++++ Input rows

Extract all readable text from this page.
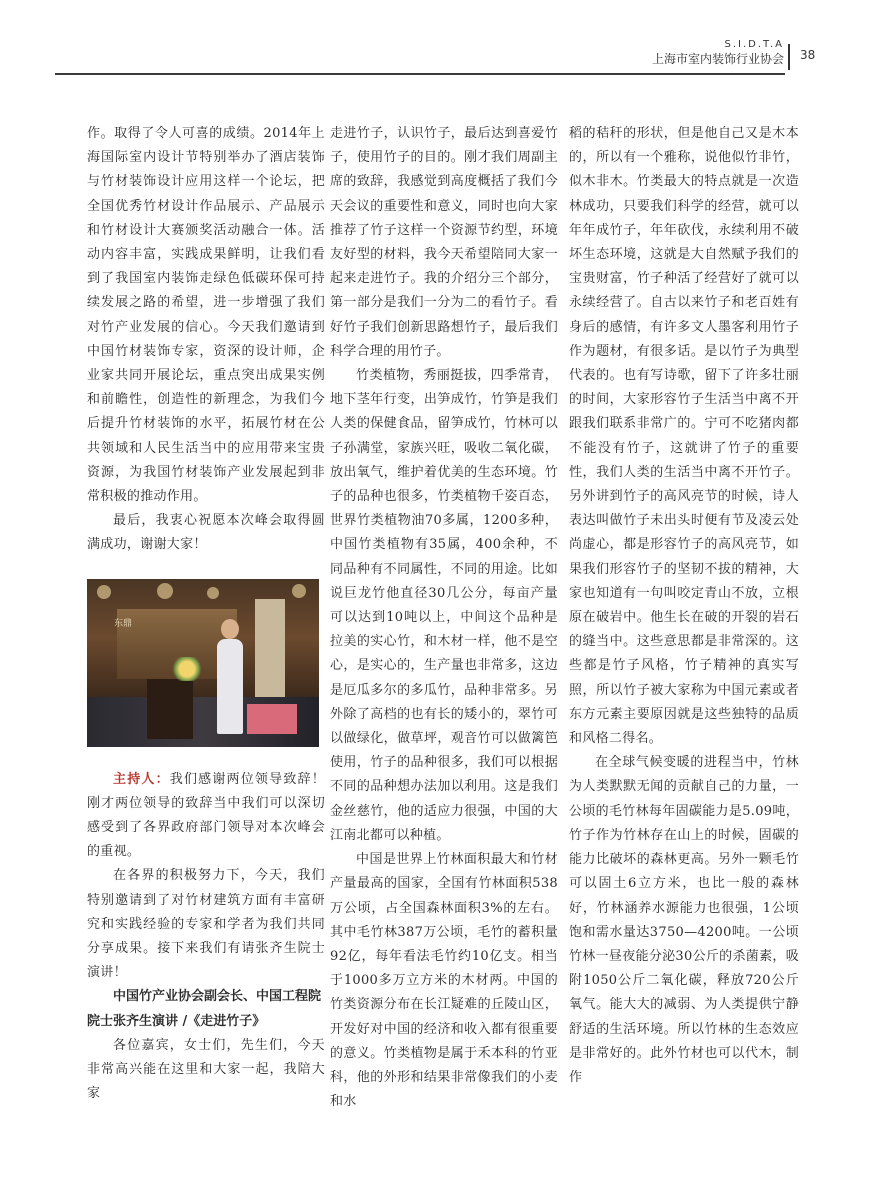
S.I.D.T.A
上海市室内装饰行业协会 38

作。取得了令人可喜的成绩。2014年上海国际室内设计节特别举办了酒店装饰与竹材装饰设计应用这样一个论坛，把全国优秀竹材设计作品展示、产品展示和竹材设计大赛颁奖活动融合一体。活动内容丰富，实践成果鲜明，让我们看到了我国室内装饰走绿色低碳环保可持续发展之路的希望，进一步增强了我们对竹产业发展的信心。今天我们邀请到中国竹材装饰专家，资深的设计师，企业家共同开展论坛，重点突出成果实例和前瞻性，创造性的新理念，为我们今后提升竹材装饰的水平，拓展竹材在公共领域和人民生活当中的应用带来宝贵资源，为我国竹材装饰产业发展起到非常积极的推动作用。

最后，我衷心祝愿本次峰会取得圆满成功，谢谢大家！

东鼎

主持人：我们感谢两位领导致辞！刚才两位领导的致辞当中我们可以深切感受到了各界政府部门领导对本次峰会的重视。

在各界的积极努力下，今天，我们特别邀请到了对竹材建筑方面有丰富研究和实践经验的专家和学者为我们共同分享成果。接下来我们有请张齐生院士演讲！

中国竹产业协会副会长、中国工程院院士张齐生演讲 /《走进竹子》

各位嘉宾，女士们，先生们，今天非常高兴能在这里和大家一起，我陪大家

走进竹子，认识竹子，最后达到喜爱竹子，使用竹子的目的。刚才我们周副主席的致辞，我感觉到高度概括了我们今天会议的重要性和意义，同时也向大家推荐了竹子这样一个资源节约型，环境友好型的材料，我今天希望陪同大家一起来走进竹子。我的介绍分三个部分，第一部分是我们一分为二的看竹子。看好竹子我们创新思路想竹子，最后我们科学合理的用竹子。

竹类植物，秀丽挺拔，四季常青，地下茎年行变，出笋成竹，竹笋是我们人类的保健食品，留笋成竹，竹林可以子孙满堂，家族兴旺，吸收二氧化碳，放出氧气，维护着优美的生态环境。竹子的品种也很多，竹类植物千姿百态，世界竹类植物油70多属，1200多种，中国竹类植物有35属，400余种，不同品种有不同属性，不同的用途。比如说巨龙竹他直径30几公分，每亩产量可以达到10吨以上，中间这个品种是拉美的实心竹，和木材一样，他不是空心，是实心的，生产量也非常多，这边是厄瓜多尔的多瓜竹，品种非常多。另外除了高档的也有长的矮小的，翠竹可以做绿化，做草坪，观音竹可以做篱笆使用，竹子的品种很多，我们可以根据不同的品种想办法加以利用。这是我们金丝慈竹，他的适应力很强，中国的大江南北都可以种植。

中国是世界上竹林面积最大和竹材产量最高的国家，全国有竹林面积538万公顷，占全国森林面积3%的左右。其中毛竹林387万公顷，毛竹的蓄积量92亿，每年看法毛竹约10亿支。相当于1000多万立方米的木材两。中国的竹类资源分布在长江疑难的丘陵山区，开发好对中国的经济和收入都有很重要的意义。竹类植物是属于禾本科的竹亚科，他的外形和结果非常像我们的小麦和水

稻的秸秆的形状，但是他自己又是木本的，所以有一个雅称，说他似竹非竹，似木非木。竹类最大的特点就是一次造林成功，只要我们科学的经营，就可以年年成竹子，年年砍伐，永续利用不破坏生态环境，这就是大自然赋予我们的宝贵财富，竹子种活了经营好了就可以永续经营了。自古以来竹子和老百姓有身后的感情，有许多文人墨客利用竹子作为题材，有很多话。是以竹子为典型代表的。也有写诗歌，留下了许多壮丽的时间，大家形容竹子生活当中离不开跟我们联系非常广的。宁可不吃猪肉都不能没有竹子，这就讲了竹子的重要性，我们人类的生活当中离不开竹子。另外讲到竹子的高风亮节的时候，诗人表达叫做竹子未出头时便有节及凌云处尚虚心，都是形容竹子的高风亮节，如果我们形容竹子的坚韧不拔的精神，大家也知道有一句叫咬定青山不放，立根原在破岩中。他生长在破的开裂的岩石的缝当中。这些意思都是非常深的。这些都是竹子风格，竹子精神的真实写照，所以竹子被大家称为中国元素或者东方元素主要原因就是这些独特的品质和风格二得名。

在全球气候变暖的进程当中，竹林为人类默默无闻的贡献自己的力量，一公顷的毛竹林每年固碳能力是5.09吨，竹子作为竹林存在山上的时候，固碳的能力比破坏的森林更高。另外一颗毛竹可以固土6立方米，也比一般的森林好，竹林涵养水源能力也很强，1公顷饱和需水量达3750—4200吨。一公顷竹林一昼夜能分泌30公斤的杀菌素，吸附1050公斤二氧化碳，释放720公斤氧气。能大大的减弱、为人类提供宁静舒适的生活环境。所以竹林的生态效应是非常好的。此外竹材也可以代木，制作
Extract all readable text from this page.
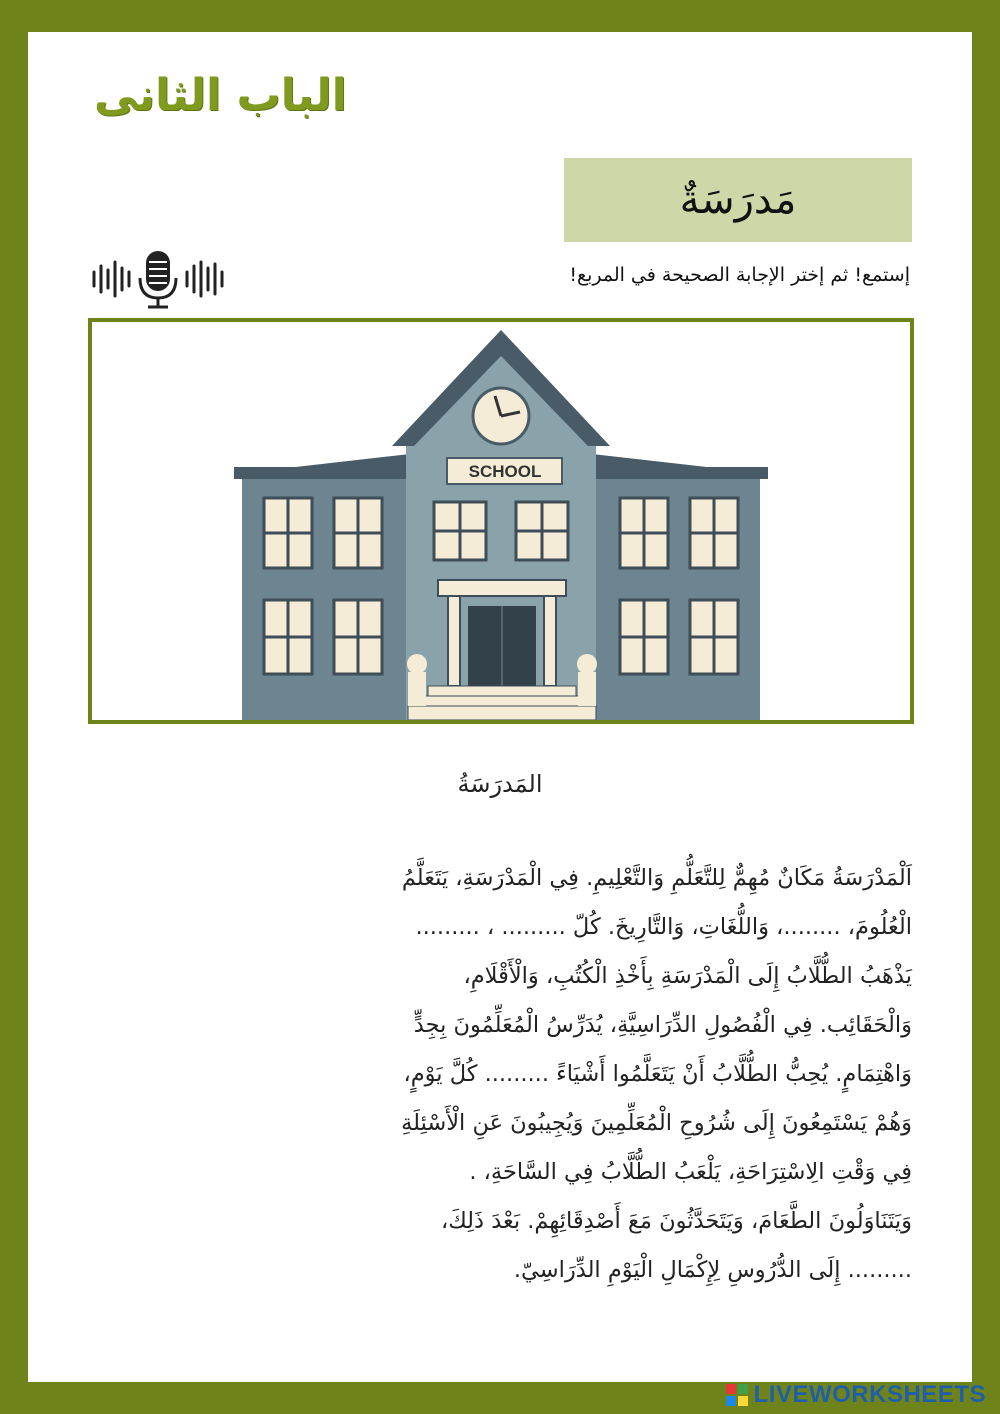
الباب الثانى
مَدرَسَةٌ
إستمع! ثم إختر الإجابة الصحيحة في المربع!
SCHOOL
المَدرَسَةُ
اَلْمَدْرَسَةُ مَكَانٌ مُهِمٌّ لِلتَّعَلُّمِ وَالتَّعْلِيمِ. فِي الْمَدْرَسَةِ، يَتَعَلَّمُ
الْعُلُومَ، ........، وَاللُّغَاتِ، وَالتَّارِيخَ. كُلّ ......... ، .........
يَذْهَبُ الطُّلَّابُ إِلَى الْمَدْرَسَةِ بِأَخْذِ الْكُتُبِ، وَالْأَقْلَامِ،
وَالْحَقَائِب. فِي الْفُصُولِ الدِّرَاسِيَّةِ، يُدَرِّسُ الْمُعَلِّمُونَ بِجِدٍّ
وَاهْتِمَامٍ. يُحِبُّ الطُّلَّابُ أَنْ يَتَعَلَّمُوا أَشْيَاءً ......... كُلَّ يَوْمٍ،
وَهُمْ يَسْتَمِعُونَ إِلَى شُرُوحِ الْمُعَلِّمِينَ وَيُجِيبُونَ عَنِ الْأَسْئِلَةِ
فِي وَقْتِ الِاسْتِرَاحَةِ، يَلْعَبُ الطُّلَّابُ فِي السَّاحَةِ، .
وَيَتَنَاوَلُونَ الطَّعَامَ، وَيَتَحَدَّثُونَ مَعَ أَصْدِقَائِهِمْ. بَعْدَ ذَلِكَ،
......... إِلَى الدُّرُوسِ لِإِكْمَالِ الْيَوْمِ الدِّرَاسِيّ.
LIVEWORKSHEETS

++++++++

# Request
Transcribe all the records above word for word, without their images.

# Solution to the problem
Extract all readable text from this page.
S.I.D.T.A
上海市室内装饰行业协会 38

作。取得了令人可喜的成绩。2014年上海国际室内设计节特别举办了酒店装饰与竹材装饰设计应用这样一个论坛，把全国优秀竹材设计作品展示、产品展示和竹材设计大赛颁奖活动融合一体。活动内容丰富，实践成果鲜明，让我们看到了我国室内装饰走绿色低碳环保可持续发展之路的希望，进一步增强了我们对竹产业发展的信心。今天我们邀请到中国竹材装饰专家，资深的设计师，企业家共同开展论坛，重点突出成果实例和前瞻性，创造性的新理念，为我们今后提升竹材装饰的水平，拓展竹材在公共领域和人民生活当中的应用带来宝贵资源，为我国竹材装饰产业发展起到非常积极的推动作用。

最后，我衷心祝愿本次峰会取得圆满成功，谢谢大家！

东鼎

主持人：我们感谢两位领导致辞！刚才两位领导的致辞当中我们可以深切感受到了各界政府部门领导对本次峰会的重视。

在各界的积极努力下，今天，我们特别邀请到了对竹材建筑方面有丰富研究和实践经验的专家和学者为我们共同分享成果。接下来我们有请张齐生院士演讲！

中国竹产业协会副会长、中国工程院院士张齐生演讲 /《走进竹子》

各位嘉宾，女士们，先生们，今天非常高兴能在这里和大家一起，我陪大家

走进竹子，认识竹子，最后达到喜爱竹子，使用竹子的目的。刚才我们周副主席的致辞，我感觉到高度概括了我们今天会议的重要性和意义，同时也向大家推荐了竹子这样一个资源节约型，环境友好型的材料，我今天希望陪同大家一起来走进竹子。我的介绍分三个部分，第一部分是我们一分为二的看竹子。看好竹子我们创新思路想竹子，最后我们科学合理的用竹子。

竹类植物，秀丽挺拔，四季常青，地下茎年行变，出笋成竹，竹笋是我们人类的保健食品，留笋成竹，竹林可以子孙满堂，家族兴旺，吸收二氧化碳，放出氧气，维护着优美的生态环境。竹子的品种也很多，竹类植物千姿百态，世界竹类植物油70多属，1200多种，中国竹类植物有35属，400余种，不同品种有不同属性，不同的用途。比如说巨龙竹他直径30几公分，每亩产量可以达到10吨以上，中间这个品种是拉美的实心竹，和木材一样，他不是空心，是实心的，生产量也非常多，这边是厄瓜多尔的多瓜竹，品种非常多。另外除了高档的也有长的矮小的，翠竹可以做绿化，做草坪，观音竹可以做篱笆使用，竹子的品种很多，我们可以根据不同的品种想办法加以利用。这是我们金丝慈竹，他的适应力很强，中国的大江南北都可以种植。

中国是世界上竹林面积最大和竹材产量最高的国家，全国有竹林面积538万公顷，占全国森林面积3%的左右。其中毛竹林387万公顷，毛竹的蓄积量92亿，每年看法毛竹约10亿支。相当于1000多万立方米的木材两。中国的竹类资源分布在长江疑难的丘陵山区，开发好对中国的经济和收入都有很重要的意义。竹类植物是属于禾本科的竹亚科，他的外形和结果非常像我们的小麦和水

稻的秸秆的形状，但是他自己又是木本的，所以有一个雅称，说他似竹非竹，似木非木。竹类最大的特点就是一次造林成功，只要我们科学的经营，就可以年年成竹子，年年砍伐，永续利用不破坏生态环境，这就是大自然赋予我们的宝贵财富，竹子种活了经营好了就可以永续经营了。自古以来竹子和老百姓有身后的感情，有许多文人墨客利用竹子作为题材，有很多话。是以竹子为典型代表的。也有写诗歌，留下了许多壮丽的时间，大家形容竹子生活当中离不开跟我们联系非常广的。宁可不吃猪肉都不能没有竹子，这就讲了竹子的重要性，我们人类的生活当中离不开竹子。另外讲到竹子的高风亮节的时候，诗人表达叫做竹子未出头时便有节及凌云处尚虚心，都是形容竹子的高风亮节，如果我们形容竹子的坚韧不拔的精神，大家也知道有一句叫咬定青山不放，立根原在破岩中。他生长在破的开裂的岩石的缝当中。这些意思都是非常深的。这些都是竹子风格，竹子精神的真实写照，所以竹子被大家称为中国元素或者东方元素主要原因就是这些独特的品质和风格二得名。

在全球气候变暖的进程当中，竹林为人类默默无闻的贡献自己的力量，一公顷的毛竹林每年固碳能力是5.09吨，竹子作为竹林存在山上的时候，固碳的能力比破坏的森林更高。另外一颗毛竹可以固土6立方米，也比一般的森林好，竹林涵养水源能力也很强，1公顷饱和需水量达3750—4200吨。一公顷竹林一昼夜能分泌30公斤的杀菌素，吸附1050公斤二氧化碳，释放720公斤氧气。能大大的减弱、为人类提供宁静舒适的生活环境。所以竹林的生态效应是非常好的。此外竹材也可以代木，制作
Extract all readable text from this page.
الباب الثانى
مَدرَسَةٌ
إستمع! ثم إختر الإجابة الصحيحة في المربع!
SCHOOL
المَدرَسَةُ
اَلْمَدْرَسَةُ مَكَانٌ مُهِمٌّ لِلتَّعَلُّمِ وَالتَّعْلِيمِ. فِي الْمَدْرَسَةِ، يَتَعَلَّمُ
الْعُلُومَ، ........، وَاللُّغَاتِ، وَالتَّارِيخَ. كُلّ ......... ، .........
يَذْهَبُ الطُّلَّابُ إِلَى الْمَدْرَسَةِ بِأَخْذِ الْكُتُبِ، وَالْأَقْلَامِ،
وَالْحَقَائِب. فِي الْفُصُولِ الدِّرَاسِيَّةِ، يُدَرِّسُ الْمُعَلِّمُونَ بِجِدٍّ
وَاهْتِمَامٍ. يُحِبُّ الطُّلَّابُ أَنْ يَتَعَلَّمُوا أَشْيَاءً ......... كُلَّ يَوْمٍ،
وَهُمْ يَسْتَمِعُونَ إِلَى شُرُوحِ الْمُعَلِّمِينَ وَيُجِيبُونَ عَنِ الْأَسْئِلَةِ
فِي وَقْتِ الِاسْتِرَاحَةِ، يَلْعَبُ الطُّلَّابُ فِي السَّاحَةِ، .
وَيَتَنَاوَلُونَ الطَّعَامَ، وَيَتَحَدَّثُونَ مَعَ أَصْدِقَائِهِمْ. بَعْدَ ذَلِكَ،
......... إِلَى الدُّرُوسِ لِإِكْمَالِ الْيَوْمِ الدِّرَاسِيّ.
LIVEWORKSHEETS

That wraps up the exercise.